▸ **YOUR GOAL**
Would you return every entry below exactly as written, without its images?

▸ **PROVIDED INFORMATION**
########################################
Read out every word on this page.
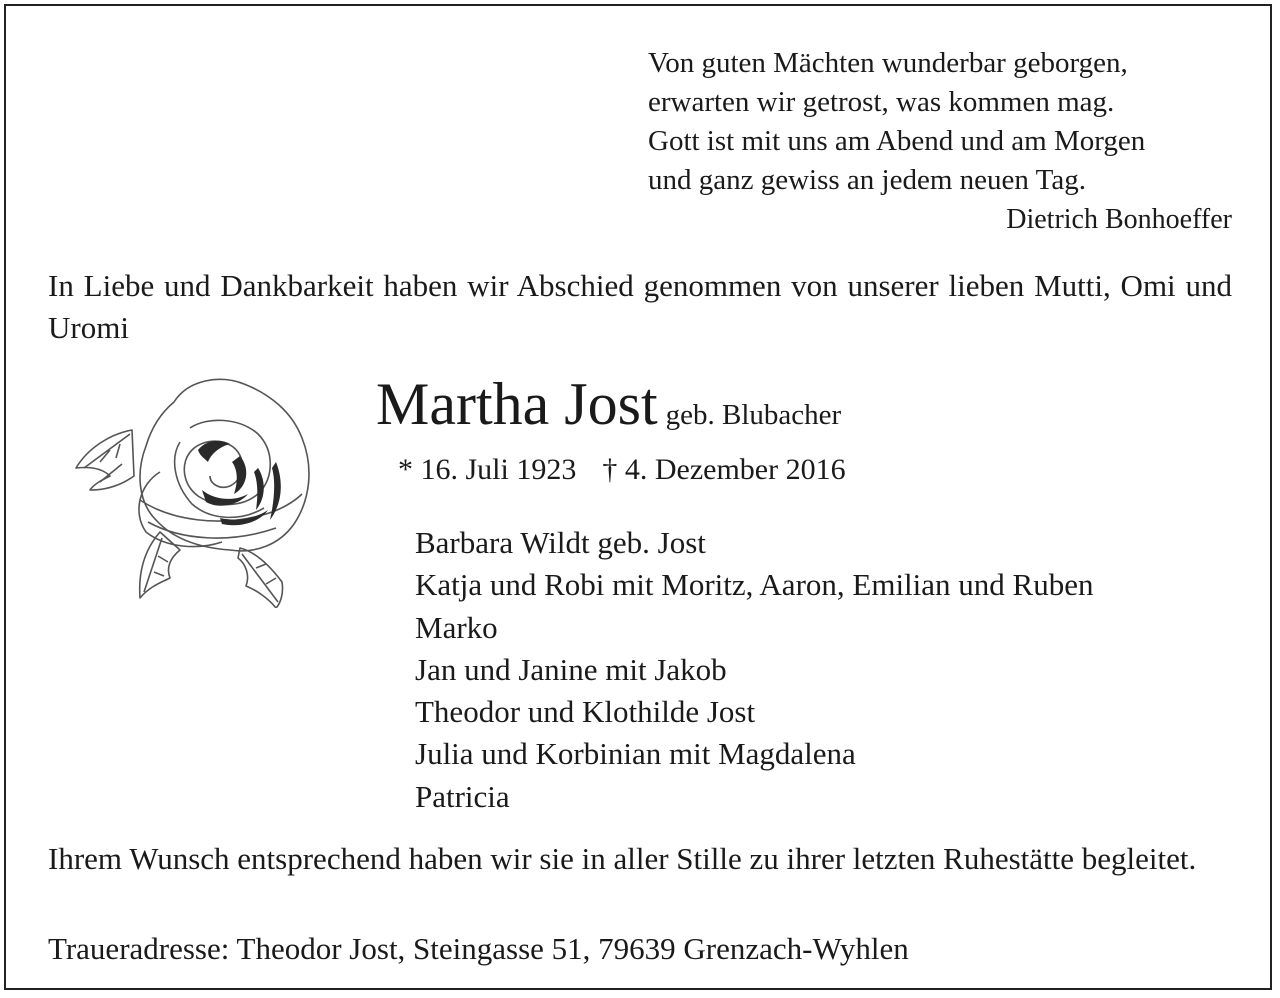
Von guten Mächten wunderbar geborgen,
erwarten wir getrost, was kommen mag.
Gott ist mit uns am Abend und am Morgen
und ganz gewiss an jedem neuen Tag.
Dietrich Bonhoeffer
In Liebe und Dankbarkeit haben wir Abschied genommen von unserer lieben Mutti, Omi und Uromi
Martha Jost geb. Blubacher
* 16. Juli 1923 † 4. Dezember 2016
Barbara Wildt geb. Jost
Katja und Robi mit Moritz, Aaron, Emilian und Ruben
Marko
Jan und Janine mit Jakob
Theodor und Klothilde Jost
Julia und Korbinian mit Magdalena
Patricia
Ihrem Wunsch entsprechend haben wir sie in aller Stille zu ihrer letzten Ruhestätte begleitet.
Traueradresse: Theodor Jost, Steingasse 51, 79639 Grenzach-Wyhlen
########################################
▸ **EXERCISE OUTPUT**
Read out every word on this page.
Von guten Mächten wunderbar geborgen,
erwarten wir getrost, was kommen mag.
Gott ist mit uns am Abend und am Morgen
und ganz gewiss an jedem neuen Tag.
Dietrich Bonhoeffer
In Liebe und Dankbarkeit haben wir Abschied genommen von unserer lieben Mutti, Omi und Uromi
Martha Jost geb. Blubacher
* 16. Juli 1923 † 4. Dezember 2016
Barbara Wildt geb. Jost
Katja und Robi mit Moritz, Aaron, Emilian und Ruben
Marko
Jan und Janine mit Jakob
Theodor und Klothilde Jost
Julia und Korbinian mit Magdalena
Patricia
Ihrem Wunsch entsprechend haben wir sie in aller Stille zu ihrer letzten Ruhestätte begleitet.
Traueradresse: Theodor Jost, Steingasse 51, 79639 Grenzach-Wyhlen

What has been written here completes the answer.